> [Document text]:

= = =

SEAI takes a closer look at the datasets highlighting data centre demand and renewable energy generation in Ireland.

The Energy Statistics Team at SEAI collects data from many sources - it runs 650 direct surveys of energy suppliers every year and draws on dozens of datasets from public bodies like the Central Statistics Office (CSO) and Environmental Protection Agency (EPA). Comparing and blending data from different public bodies offers insights and learnings that wouldn't be apparent from any one agency's standalone analysis.

Recently, the CSO released new data on electricity demand from Irish data centres that showed growth in both the absolute value and percentage-share of electricity use in that sector.

The CSO analysis is based on a bottom-up summation of metered electricity use and can be rightly regarded as setting a new "gold standard" for evaluating data centre demand.

The CSO analysis is based on a bottom-up summation of metered electricity use and can be rightly regarded as setting a new "gold standard" for evaluating data centre demand.

= = =

> [Listed entries]:
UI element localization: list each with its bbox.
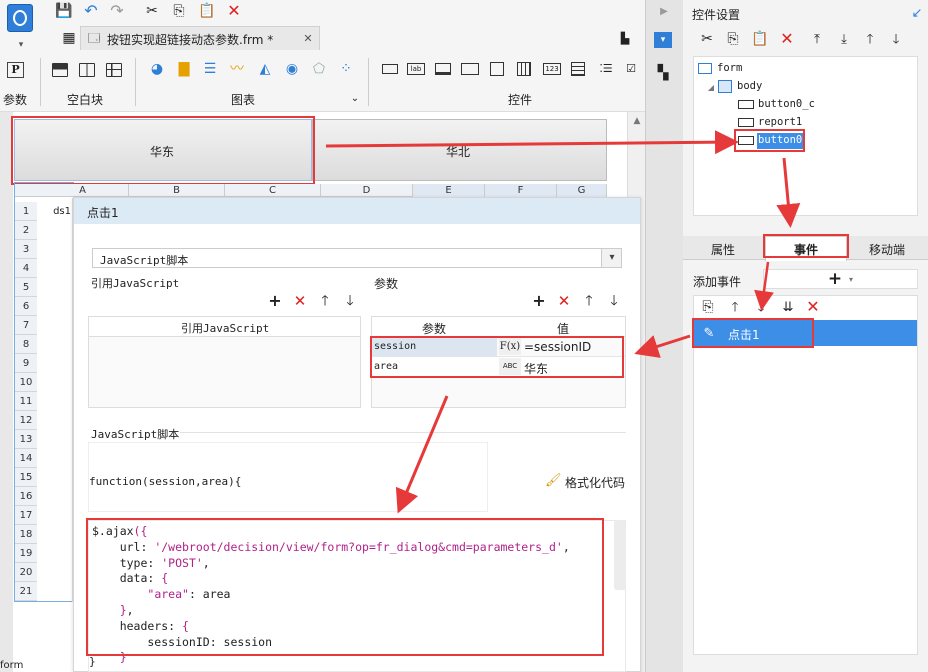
arrow-button-to-tree [325,130,739,155]
arrow-tree-to-events [776,157,801,228]
annotation-arrows [325,130,801,514]
arrow-events-to-list [754,261,774,311]
arrow-event-to-params [634,334,691,358]
arrow-params-to-code [395,395,449,514]
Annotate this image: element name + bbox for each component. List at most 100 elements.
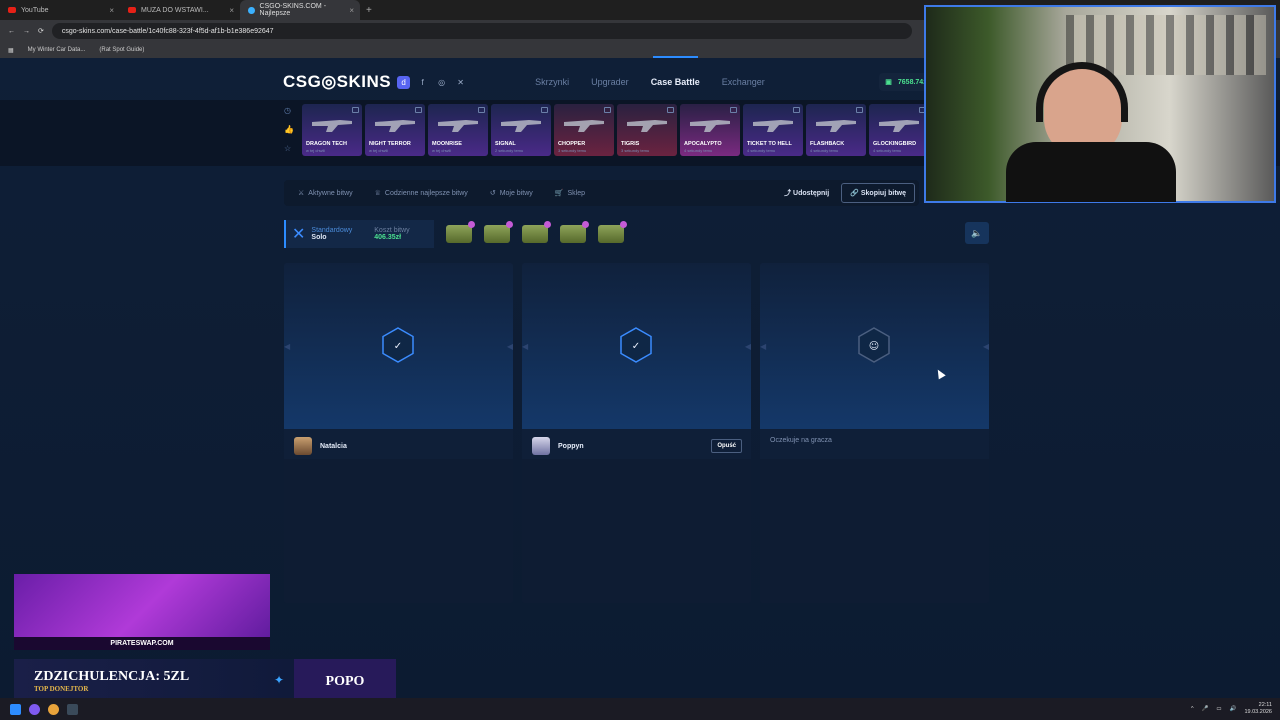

= = =

> [Written exercise]:
Carry on the article on Irish data centre electricity demand and renewable generation from the point where it stops. The items have nothing to do with the text about data centre demand in Ireland.

> [Written reply]:
Reporting on Ireland's renewable energy portfolio

Similarly, SEAI sets the standard for reporting on Ireland's renewable energy portfolio. For the specific case of renewable electricity, SEAI tracks both the electricity exported to the national grid from windfarms, solar farms, hydro-electric plants, and combustion of renewable biomass, as well as "behind the meter" generation and consumption from rooftop solar panels, onsite wind turbines, etc.

The availability of these two high-quality datasets - data centre demand and renewable generation - is very timely. Forecasts in the Median demand scenario by EirGrid suggest 23% of all Irish electricity demand in 2030 may be due to data centres, and this has sparked (no pun intended!) very significant public and policy discussions. For example, the Commission for Regulation of Utilities (CRU) recently publishing new rules around data centre connections to the Irish grid. The forecasted increases in data centre demand take place during a period when Ireland is working to achieve an 80% renewable electricity target, a 51% reduction in its carbon emissions, and reduce overall energy demand through efficiency measures - all increasing the scrutiny on the sustainability of large energy users.

Stepping back from these 2030 future forecasts and looking at the measured data available to date from the CSO and SEAI, we see that Ireland has added renewable electricity generation at approximately three times the pace that data centre demand has increased, during the five years from 2015 to 2020.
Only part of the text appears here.